Transcribe the material verbatim in full; the pictures do not belong in the copy.

(Collected data entries)
<<<<
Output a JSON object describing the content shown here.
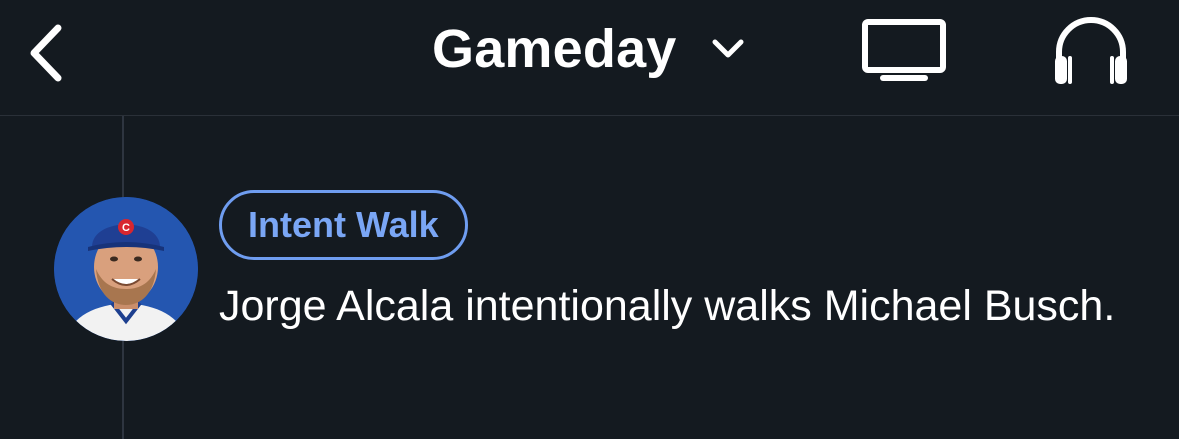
{
  "header": {
    "title": "Gameday",
    "back_icon": "chevron-left-icon",
    "dropdown_icon": "chevron-down-icon",
    "tv_icon": "tv-icon",
    "audio_icon": "headphones-icon"
  },
  "event": {
    "badge_label": "Intent Walk",
    "description": "Jorge Alcala intentionally walks Michael Busch.",
    "avatar_icon": "player-headshot"
  },
  "colors": {
    "background": "#141a20",
    "badge_accent": "#7aa6f5",
    "text": "#ffffff"
  }
}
>>>>
CORRECT RESPONSE:
Output a JSON object describing the content shown here.
{
  "header": {
    "title": "Gameday",
    "back_icon": "chevron-left-icon",
    "dropdown_icon": "chevron-down-icon",
    "tv_icon": "tv-icon",
    "audio_icon": "headphones-icon"
  },
  "event": {
    "badge_label": "Intent Walk",
    "description": "Jorge Alcala intentionally walks Michael Busch.",
    "avatar_icon": "player-headshot"
  },
  "colors": {
    "background": "#141a20",
    "badge_accent": "#7aa6f5",
    "text": "#ffffff"
  }
}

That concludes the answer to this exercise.